▶ [Written request] Return each line holding the string "color".

----

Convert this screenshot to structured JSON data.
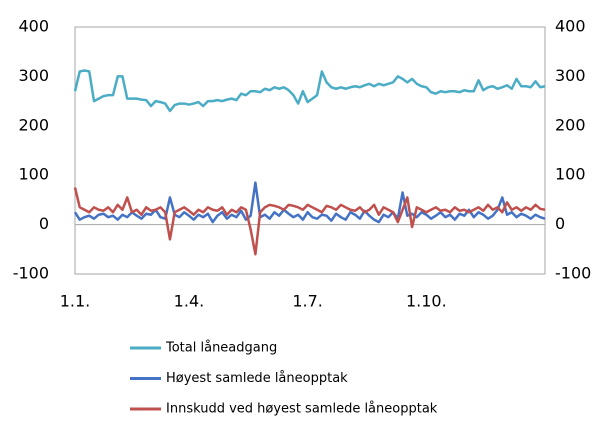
{
  "chart_data": {
    "type": "line",
    "categories": [
      "1.1.",
      null,
      null,
      null,
      null,
      null,
      null,
      null,
      null,
      null,
      null,
      null,
      null,
      null,
      null,
      null,
      null,
      null,
      null,
      null,
      null,
      null,
      null,
      null,
      "1.4.",
      null,
      null,
      null,
      null,
      null,
      null,
      null,
      null,
      null,
      null,
      null,
      null,
      null,
      null,
      null,
      null,
      null,
      null,
      null,
      null,
      null,
      null,
      null,
      null,
      "1.7.",
      null,
      null,
      null,
      null,
      null,
      null,
      null,
      null,
      null,
      null,
      null,
      null,
      null,
      null,
      null,
      null,
      null,
      null,
      null,
      null,
      null,
      null,
      null,
      null,
      "1.10.",
      null,
      null,
      null,
      null,
      null,
      null,
      null,
      null,
      null,
      null,
      null,
      null,
      null,
      null,
      null,
      null,
      null,
      null,
      null,
      null,
      null,
      null,
      null,
      null,
      null
    ],
    "series": [
      {
        "name": "Total låneadgang",
        "color": "#4bacc6",
        "values": [
          270,
          310,
          312,
          310,
          250,
          255,
          260,
          262,
          262,
          300,
          300,
          255,
          255,
          255,
          253,
          252,
          240,
          250,
          248,
          245,
          230,
          242,
          245,
          245,
          243,
          245,
          248,
          240,
          250,
          250,
          252,
          250,
          253,
          255,
          252,
          265,
          262,
          270,
          270,
          268,
          275,
          272,
          278,
          275,
          278,
          272,
          262,
          245,
          270,
          248,
          255,
          262,
          310,
          288,
          278,
          275,
          278,
          275,
          278,
          280,
          278,
          282,
          285,
          280,
          285,
          282,
          285,
          288,
          300,
          295,
          288,
          295,
          285,
          280,
          278,
          268,
          265,
          270,
          268,
          270,
          270,
          268,
          272,
          270,
          270,
          292,
          272,
          278,
          280,
          275,
          278,
          282,
          275,
          295,
          280,
          280,
          278,
          290,
          278,
          280
        ]
      },
      {
        "name": "Høyest samlede låneopptak",
        "color": "#4472c4",
        "values": [
          25,
          10,
          15,
          18,
          12,
          20,
          22,
          15,
          18,
          10,
          20,
          15,
          25,
          18,
          12,
          22,
          20,
          30,
          15,
          12,
          55,
          20,
          15,
          25,
          18,
          10,
          20,
          15,
          22,
          5,
          18,
          25,
          12,
          20,
          15,
          28,
          10,
          18,
          85,
          15,
          20,
          12,
          25,
          18,
          30,
          22,
          15,
          20,
          10,
          25,
          15,
          12,
          20,
          18,
          8,
          22,
          15,
          10,
          25,
          20,
          12,
          28,
          18,
          10,
          5,
          20,
          15,
          25,
          12,
          65,
          18,
          22,
          15,
          25,
          20,
          12,
          18,
          25,
          15,
          20,
          10,
          22,
          18,
          30,
          15,
          25,
          20,
          12,
          18,
          30,
          55,
          20,
          25,
          15,
          22,
          18,
          12,
          20,
          15,
          12
        ]
      },
      {
        "name": "Innskudd ved høyest samlede låneopptak",
        "color": "#c0504d",
        "values": [
          75,
          35,
          30,
          25,
          35,
          30,
          28,
          35,
          25,
          40,
          30,
          55,
          25,
          30,
          20,
          35,
          28,
          30,
          35,
          25,
          -30,
          25,
          30,
          35,
          28,
          20,
          30,
          25,
          35,
          30,
          28,
          35,
          20,
          30,
          25,
          35,
          30,
          -10,
          -60,
          25,
          35,
          40,
          38,
          35,
          30,
          40,
          38,
          35,
          30,
          40,
          35,
          30,
          25,
          38,
          35,
          30,
          40,
          35,
          30,
          28,
          35,
          25,
          30,
          40,
          20,
          35,
          30,
          25,
          5,
          30,
          55,
          -5,
          35,
          30,
          25,
          30,
          35,
          28,
          30,
          25,
          35,
          28,
          30,
          25,
          30,
          35,
          28,
          40,
          30,
          35,
          25,
          45,
          30,
          35,
          28,
          35,
          30,
          40,
          32,
          30
        ]
      }
    ],
    "ylim": [
      -100,
      400
    ],
    "yticks": [
      -100,
      0,
      100,
      200,
      300,
      400
    ],
    "zero_line": true
  }
}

----

▶ [Answer to the problem]
        "color": "#4bacc6",
        "color": "#4472c4",
        "color": "#c0504d",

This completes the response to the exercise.